Skip the images and copy each record exactly as written.

_Data listing_.
[Begin]

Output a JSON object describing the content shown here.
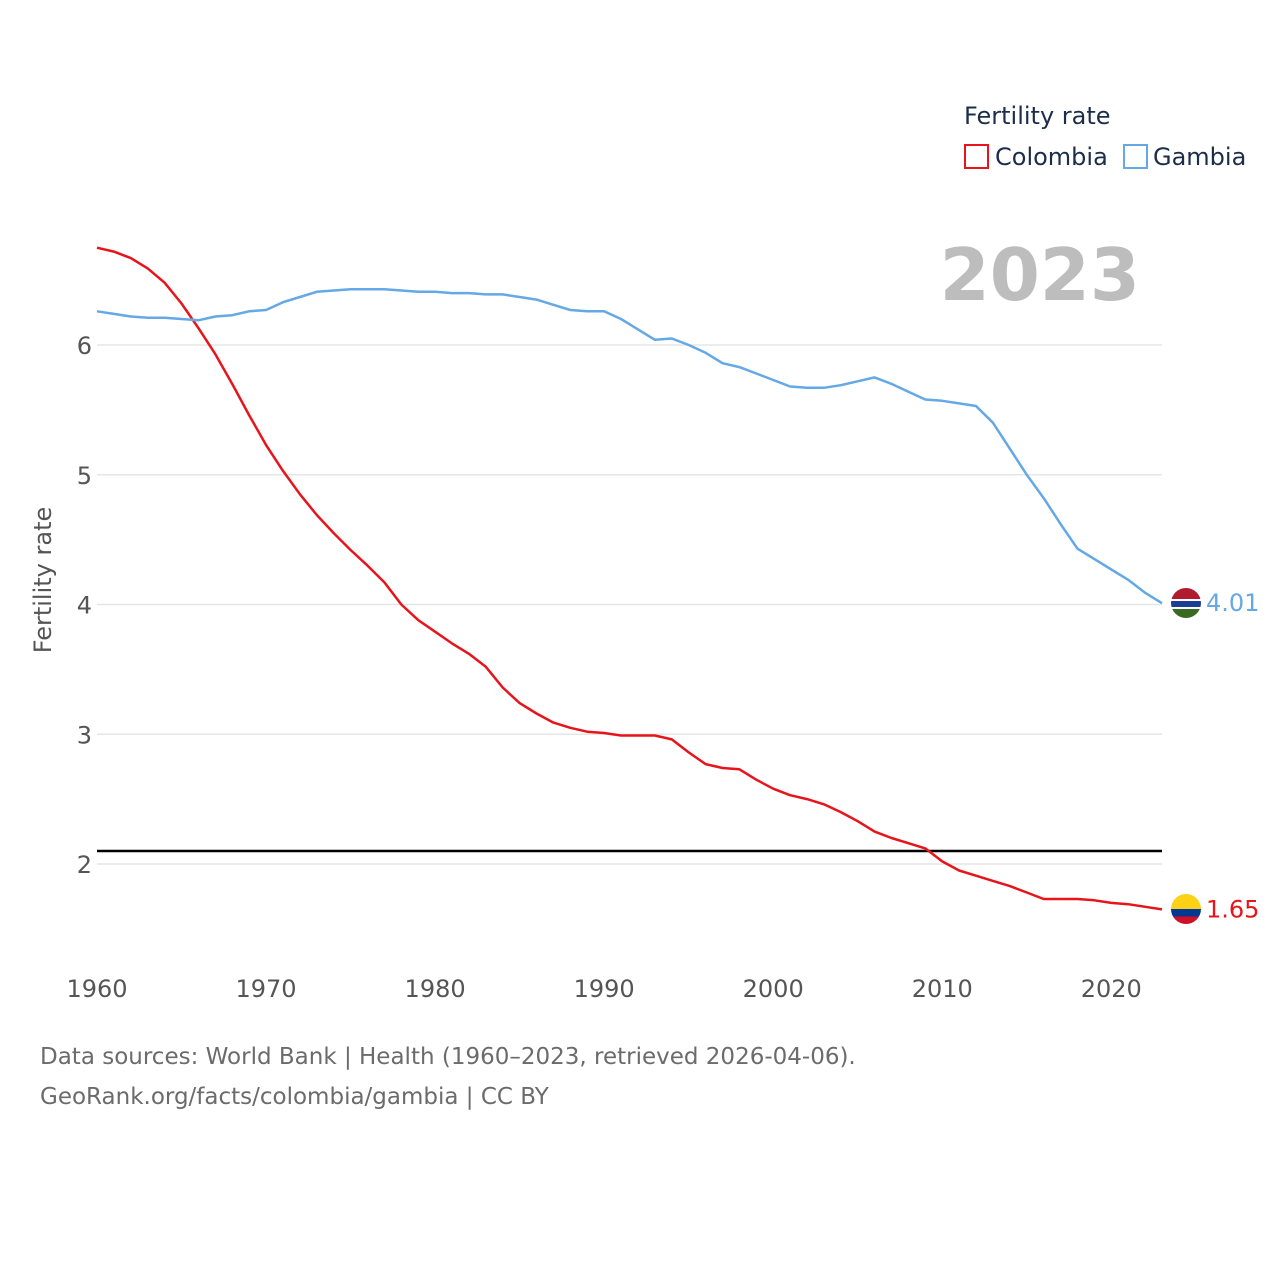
{
  "chart_data": {
    "type": "line",
    "title": "",
    "xlabel": "",
    "ylabel": "Fertility rate",
    "year_display": "2023",
    "legend": {
      "title": "Fertility rate",
      "placement": "top-right"
    },
    "xlim": [
      1960,
      2023
    ],
    "ylim": [
      1.3,
      6.9
    ],
    "x_ticks": [
      1960,
      1970,
      1980,
      1990,
      2000,
      2010,
      2020
    ],
    "y_ticks": [
      2,
      3,
      4,
      5,
      6
    ],
    "grid": true,
    "reference_line": {
      "y": 2.1,
      "color": "#000000"
    },
    "x": [
      1960,
      1961,
      1962,
      1963,
      1964,
      1965,
      1966,
      1967,
      1968,
      1969,
      1970,
      1971,
      1972,
      1973,
      1974,
      1975,
      1976,
      1977,
      1978,
      1979,
      1980,
      1981,
      1982,
      1983,
      1984,
      1985,
      1986,
      1987,
      1988,
      1989,
      1990,
      1991,
      1992,
      1993,
      1994,
      1995,
      1996,
      1997,
      1998,
      1999,
      2000,
      2001,
      2002,
      2003,
      2004,
      2005,
      2006,
      2007,
      2008,
      2009,
      2010,
      2011,
      2012,
      2013,
      2014,
      2015,
      2016,
      2017,
      2018,
      2019,
      2020,
      2021,
      2022,
      2023
    ],
    "series": [
      {
        "name": "Colombia",
        "color": "#e8141b",
        "flag": "colombia",
        "end_label": "1.65",
        "values": [
          6.75,
          6.72,
          6.67,
          6.59,
          6.48,
          6.32,
          6.13,
          5.93,
          5.7,
          5.46,
          5.23,
          5.03,
          4.85,
          4.69,
          4.55,
          4.42,
          4.3,
          4.17,
          4.0,
          3.88,
          3.79,
          3.7,
          3.62,
          3.52,
          3.36,
          3.24,
          3.16,
          3.09,
          3.05,
          3.02,
          3.01,
          2.99,
          2.99,
          2.99,
          2.96,
          2.86,
          2.77,
          2.74,
          2.73,
          2.65,
          2.58,
          2.53,
          2.5,
          2.46,
          2.4,
          2.33,
          2.25,
          2.2,
          2.16,
          2.12,
          2.02,
          1.95,
          1.91,
          1.87,
          1.83,
          1.78,
          1.73,
          1.73,
          1.73,
          1.72,
          1.7,
          1.69,
          1.67,
          1.65
        ]
      },
      {
        "name": "Gambia",
        "color": "#64a8e6",
        "flag": "gambia",
        "end_label": "4.01",
        "values": [
          6.26,
          6.24,
          6.22,
          6.21,
          6.21,
          6.2,
          6.19,
          6.22,
          6.23,
          6.26,
          6.27,
          6.33,
          6.37,
          6.41,
          6.42,
          6.43,
          6.43,
          6.43,
          6.42,
          6.41,
          6.41,
          6.4,
          6.4,
          6.39,
          6.39,
          6.37,
          6.35,
          6.31,
          6.27,
          6.26,
          6.26,
          6.2,
          6.12,
          6.04,
          6.05,
          6.0,
          5.94,
          5.86,
          5.83,
          5.78,
          5.73,
          5.68,
          5.67,
          5.67,
          5.69,
          5.72,
          5.75,
          5.7,
          5.64,
          5.58,
          5.57,
          5.55,
          5.53,
          5.4,
          5.2,
          5.0,
          4.82,
          4.62,
          4.43,
          4.35,
          4.27,
          4.19,
          4.09,
          4.01
        ]
      }
    ]
  },
  "footer": {
    "source_line": "Data sources: World Bank | Health (1960–2023, retrieved 2026-04-06).",
    "credit_line": "GeoRank.org/facts/colombia/gambia | CC BY"
  }
}
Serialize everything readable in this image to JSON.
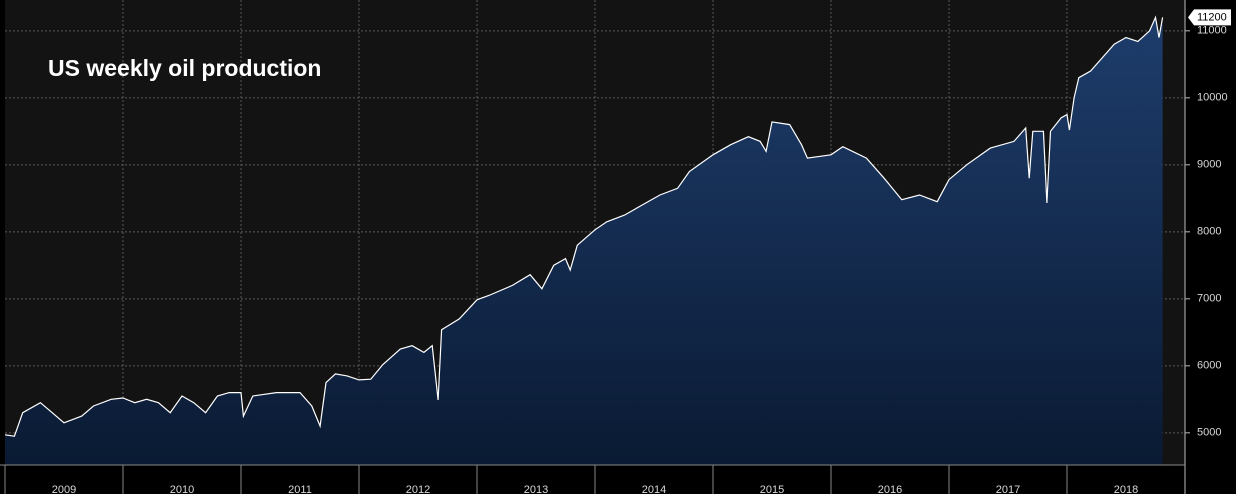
{
  "chart_data": {
    "type": "area",
    "title": "US weekly oil production",
    "x": [
      2009.0,
      2009.08,
      2009.15,
      2009.3,
      2009.4,
      2009.5,
      2009.65,
      2009.75,
      2009.9,
      2010.0,
      2010.1,
      2010.2,
      2010.3,
      2010.4,
      2010.5,
      2010.6,
      2010.7,
      2010.8,
      2010.9,
      2011.0,
      2011.02,
      2011.1,
      2011.3,
      2011.5,
      2011.6,
      2011.67,
      2011.72,
      2011.8,
      2011.9,
      2012.0,
      2012.1,
      2012.2,
      2012.35,
      2012.45,
      2012.55,
      2012.62,
      2012.67,
      2012.7,
      2012.85,
      2013.0,
      2013.1,
      2013.3,
      2013.45,
      2013.55,
      2013.65,
      2013.75,
      2013.79,
      2013.85,
      2014.0,
      2014.1,
      2014.25,
      2014.4,
      2014.55,
      2014.7,
      2014.8,
      2015.0,
      2015.15,
      2015.3,
      2015.4,
      2015.45,
      2015.5,
      2015.65,
      2015.75,
      2015.8,
      2016.0,
      2016.1,
      2016.3,
      2016.45,
      2016.6,
      2016.75,
      2016.9,
      2017.0,
      2017.15,
      2017.35,
      2017.55,
      2017.65,
      2017.68,
      2017.71,
      2017.8,
      2017.83,
      2017.86,
      2017.95,
      2018.0,
      2018.02,
      2018.06,
      2018.1,
      2018.2,
      2018.3,
      2018.4,
      2018.5,
      2018.6,
      2018.7,
      2018.75,
      2018.78,
      2018.81
    ],
    "series": [
      {
        "color": "#ffffff",
        "fill": "#1b3560",
        "values": [
          4970,
          4950,
          5300,
          5450,
          5300,
          5150,
          5250,
          5400,
          5500,
          5520,
          5450,
          5500,
          5450,
          5300,
          5550,
          5450,
          5300,
          5550,
          5600,
          5600,
          5250,
          5550,
          5600,
          5600,
          5400,
          5100,
          5750,
          5880,
          5850,
          5790,
          5800,
          6015,
          6250,
          6300,
          6200,
          6300,
          5490,
          6540,
          6700,
          6985,
          7050,
          7200,
          7360,
          7150,
          7500,
          7600,
          7430,
          7800,
          8030,
          8150,
          8250,
          8400,
          8550,
          8650,
          8900,
          9150,
          9300,
          9420,
          9350,
          9200,
          9640,
          9600,
          9300,
          9100,
          9150,
          9270,
          9100,
          8800,
          8480,
          8550,
          8450,
          8780,
          9000,
          9250,
          9350,
          9550,
          8800,
          9500,
          9500,
          8430,
          9500,
          9700,
          9750,
          9520,
          10000,
          10300,
          10400,
          10600,
          10800,
          10900,
          10840,
          11000,
          11200,
          10900,
          11200
        ]
      }
    ],
    "xlim": [
      2009,
      2019
    ],
    "xticks": [
      2009,
      2010,
      2011,
      2012,
      2013,
      2014,
      2015,
      2016,
      2017,
      2018
    ],
    "ylim": [
      4520,
      11460
    ],
    "yticks": [
      5000,
      6000,
      7000,
      8000,
      9000,
      10000,
      11000
    ],
    "grid": true
  }
}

[End]

_Exercise result_.
Output a JSON object describing the content shown here.
{
  "chart_data": {
    "type": "line",
    "title": "",
    "xlabel": "",
    "ylabel": "Fertility rate",
    "year_display": "2023",
    "legend": {
      "title": "Fertility rate",
      "placement": "top-right"
    },
    "xlim": [
      1960,
      2023
    ],
    "ylim": [
      1.3,
      6.9
    ],
    "x_ticks": [
      1960,
      1970,
      1980,
      1990,
      2000,
      2010,
      2020
    ],
    "y_ticks": [
      2,
      3,
      4,
      5,
      6
    ],
    "grid": true,
    "reference_line": {
      "y": 2.1,
      "color": "#000000"
    },
    "x": [
      1960,
      1961,
      1962,
      1963,
      1964,
      1965,
      1966,
      1967,
      1968,
      1969,
      1970,
      1971,
      1972,
      1973,
      1974,
      1975,
      1976,
      1977,
      1978,
      1979,
      1980,
      1981,
      1982,
      1983,
      1984,
      1985,
      1986,
      1987,
      1988,
      1989,
      1990,
      1991,
      1992,
      1993,
      1994,
      1995,
      1996,
      1997,
      1998,
      1999,
      2000,
      2001,
      2002,
      2003,
      2004,
      2005,
      2006,
      2007,
      2008,
      2009,
      2010,
      2011,
      2012,
      2013,
      2014,
      2015,
      2016,
      2017,
      2018,
      2019,
      2020,
      2021,
      2022,
      2023
    ],
    "series": [
      {
        "name": "Colombia",
        "color": "#e8141b",
        "flag": "colombia",
        "end_label": "1.65",
        "values": [
          6.75,
          6.72,
          6.67,
          6.59,
          6.48,
          6.32,
          6.13,
          5.93,
          5.7,
          5.46,
          5.23,
          5.03,
          4.85,
          4.69,
          4.55,
          4.42,
          4.3,
          4.17,
          4.0,
          3.88,
          3.79,
          3.7,
          3.62,
          3.52,
          3.36,
          3.24,
          3.16,
          3.09,
          3.05,
          3.02,
          3.01,
          2.99,
          2.99,
          2.99,
          2.96,
          2.86,
          2.77,
          2.74,
          2.73,
          2.65,
          2.58,
          2.53,
          2.5,
          2.46,
          2.4,
          2.33,
          2.25,
          2.2,
          2.16,
          2.12,
          2.02,
          1.95,
          1.91,
          1.87,
          1.83,
          1.78,
          1.73,
          1.73,
          1.73,
          1.72,
          1.7,
          1.69,
          1.67,
          1.65
        ]
      },
      {
        "name": "Gambia",
        "color": "#64a8e6",
        "flag": "gambia",
        "end_label": "4.01",
        "values": [
          6.26,
          6.24,
          6.22,
          6.21,
          6.21,
          6.2,
          6.19,
          6.22,
          6.23,
          6.26,
          6.27,
          6.33,
          6.37,
          6.41,
          6.42,
          6.43,
          6.43,
          6.43,
          6.42,
          6.41,
          6.41,
          6.4,
          6.4,
          6.39,
          6.39,
          6.37,
          6.35,
          6.31,
          6.27,
          6.26,
          6.26,
          6.2,
          6.12,
          6.04,
          6.05,
          6.0,
          5.94,
          5.86,
          5.83,
          5.78,
          5.73,
          5.68,
          5.67,
          5.67,
          5.69,
          5.72,
          5.75,
          5.7,
          5.64,
          5.58,
          5.57,
          5.55,
          5.53,
          5.4,
          5.2,
          5.0,
          4.82,
          4.62,
          4.43,
          4.35,
          4.27,
          4.19,
          4.09,
          4.01
        ]
      }
    ]
  },
  "footer": {
    "source_line": "Data sources: World Bank | Health (1960–2023, retrieved 2026-04-06).",
    "credit_line": "GeoRank.org/facts/colombia/gambia | CC BY"
  }
}
Serialize everything readable in this image to JSON.
{
  "chart_data": {
    "type": "area",
    "title": "US weekly oil production",
    "x": [
      2009.0,
      2009.08,
      2009.15,
      2009.3,
      2009.4,
      2009.5,
      2009.65,
      2009.75,
      2009.9,
      2010.0,
      2010.1,
      2010.2,
      2010.3,
      2010.4,
      2010.5,
      2010.6,
      2010.7,
      2010.8,
      2010.9,
      2011.0,
      2011.02,
      2011.1,
      2011.3,
      2011.5,
      2011.6,
      2011.67,
      2011.72,
      2011.8,
      2011.9,
      2012.0,
      2012.1,
      2012.2,
      2012.35,
      2012.45,
      2012.55,
      2012.62,
      2012.67,
      2012.7,
      2012.85,
      2013.0,
      2013.1,
      2013.3,
      2013.45,
      2013.55,
      2013.65,
      2013.75,
      2013.79,
      2013.85,
      2014.0,
      2014.1,
      2014.25,
      2014.4,
      2014.55,
      2014.7,
      2014.8,
      2015.0,
      2015.15,
      2015.3,
      2015.4,
      2015.45,
      2015.5,
      2015.65,
      2015.75,
      2015.8,
      2016.0,
      2016.1,
      2016.3,
      2016.45,
      2016.6,
      2016.75,
      2016.9,
      2017.0,
      2017.15,
      2017.35,
      2017.55,
      2017.65,
      2017.68,
      2017.71,
      2017.8,
      2017.83,
      2017.86,
      2017.95,
      2018.0,
      2018.02,
      2018.06,
      2018.1,
      2018.2,
      2018.3,
      2018.4,
      2018.5,
      2018.6,
      2018.7,
      2018.75,
      2018.78,
      2018.81
    ],
    "series": [
      {
        "color": "#ffffff",
        "fill": "#1b3560",
        "values": [
          4970,
          4950,
          5300,
          5450,
          5300,
          5150,
          5250,
          5400,
          5500,
          5520,
          5450,
          5500,
          5450,
          5300,
          5550,
          5450,
          5300,
          5550,
          5600,
          5600,
          5250,
          5550,
          5600,
          5600,
          5400,
          5100,
          5750,
          5880,
          5850,
          5790,
          5800,
          6015,
          6250,
          6300,
          6200,
          6300,
          5490,
          6540,
          6700,
          6985,
          7050,
          7200,
          7360,
          7150,
          7500,
          7600,
          7430,
          7800,
          8030,
          8150,
          8250,
          8400,
          8550,
          8650,
          8900,
          9150,
          9300,
          9420,
          9350,
          9200,
          9640,
          9600,
          9300,
          9100,
          9150,
          9270,
          9100,
          8800,
          8480,
          8550,
          8450,
          8780,
          9000,
          9250,
          9350,
          9550,
          8800,
          9500,
          9500,
          8430,
          9500,
          9700,
          9750,
          9520,
          10000,
          10300,
          10400,
          10600,
          10800,
          10900,
          10840,
          11000,
          11200,
          10900,
          11200
        ]
      }
    ],
    "xlim": [
      2009,
      2019
    ],
    "xticks": [
      2009,
      2010,
      2011,
      2012,
      2013,
      2014,
      2015,
      2016,
      2017,
      2018
    ],
    "ylim": [
      4520,
      11460
    ],
    "yticks": [
      5000,
      6000,
      7000,
      8000,
      9000,
      10000,
      11000
    ],
    "grid": true
  }
}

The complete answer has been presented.